THE DATA:

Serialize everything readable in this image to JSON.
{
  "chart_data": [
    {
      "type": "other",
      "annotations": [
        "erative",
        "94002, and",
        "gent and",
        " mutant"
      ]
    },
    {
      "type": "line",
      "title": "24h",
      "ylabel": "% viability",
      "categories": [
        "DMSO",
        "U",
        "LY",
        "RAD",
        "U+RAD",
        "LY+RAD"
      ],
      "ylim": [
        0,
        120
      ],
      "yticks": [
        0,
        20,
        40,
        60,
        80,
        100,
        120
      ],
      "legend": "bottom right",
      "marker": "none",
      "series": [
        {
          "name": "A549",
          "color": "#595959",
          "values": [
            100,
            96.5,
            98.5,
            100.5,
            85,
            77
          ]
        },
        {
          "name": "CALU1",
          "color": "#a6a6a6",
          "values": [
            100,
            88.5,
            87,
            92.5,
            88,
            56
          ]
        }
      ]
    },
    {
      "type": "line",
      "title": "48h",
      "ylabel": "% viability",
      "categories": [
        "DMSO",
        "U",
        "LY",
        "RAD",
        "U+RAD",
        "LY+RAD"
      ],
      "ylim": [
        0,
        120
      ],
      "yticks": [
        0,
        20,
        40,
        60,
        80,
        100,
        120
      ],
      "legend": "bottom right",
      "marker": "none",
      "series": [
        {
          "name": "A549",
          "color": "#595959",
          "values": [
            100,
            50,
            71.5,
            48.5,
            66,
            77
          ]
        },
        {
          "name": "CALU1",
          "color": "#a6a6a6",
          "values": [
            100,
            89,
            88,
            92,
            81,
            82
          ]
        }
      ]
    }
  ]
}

GIVEN EXERCISE:
All of the records must be retyped exactly as they are.

COMPLETE ANSWER:
Serialize everything readable in this image to JSON.
{
  "chart_data": [
    {
      "type": "other",
      "annotations": [
        "erative",
        "94002, and",
        "gent and",
        " mutant"
      ]
    },
    {
      "type": "line",
      "title": "24h",
      "ylabel": "% viability",
      "categories": [
        "DMSO",
        "U",
        "LY",
        "RAD",
        "U+RAD",
        "LY+RAD"
      ],
      "ylim": [
        0,
        120
      ],
      "yticks": [
        0,
        20,
        40,
        60,
        80,
        100,
        120
      ],
      "legend": "bottom right",
      "marker": "none",
      "series": [
        {
          "name": "A549",
          "color": "#595959",
          "values": [
            100,
            96.5,
            98.5,
            100.5,
            85,
            77
          ]
        },
        {
          "name": "CALU1",
          "color": "#a6a6a6",
          "values": [
            100,
            88.5,
            87,
            92.5,
            88,
            56
          ]
        }
      ]
    },
    {
      "type": "line",
      "title": "48h",
      "ylabel": "% viability",
      "categories": [
        "DMSO",
        "U",
        "LY",
        "RAD",
        "U+RAD",
        "LY+RAD"
      ],
      "ylim": [
        0,
        120
      ],
      "yticks": [
        0,
        20,
        40,
        60,
        80,
        100,
        120
      ],
      "legend": "bottom right",
      "marker": "none",
      "series": [
        {
          "name": "A549",
          "color": "#595959",
          "values": [
            100,
            50,
            71.5,
            48.5,
            66,
            77
          ]
        },
        {
          "name": "CALU1",
          "color": "#a6a6a6",
          "values": [
            100,
            89,
            88,
            92,
            81,
            82
          ]
        }
      ]
    }
  ]
}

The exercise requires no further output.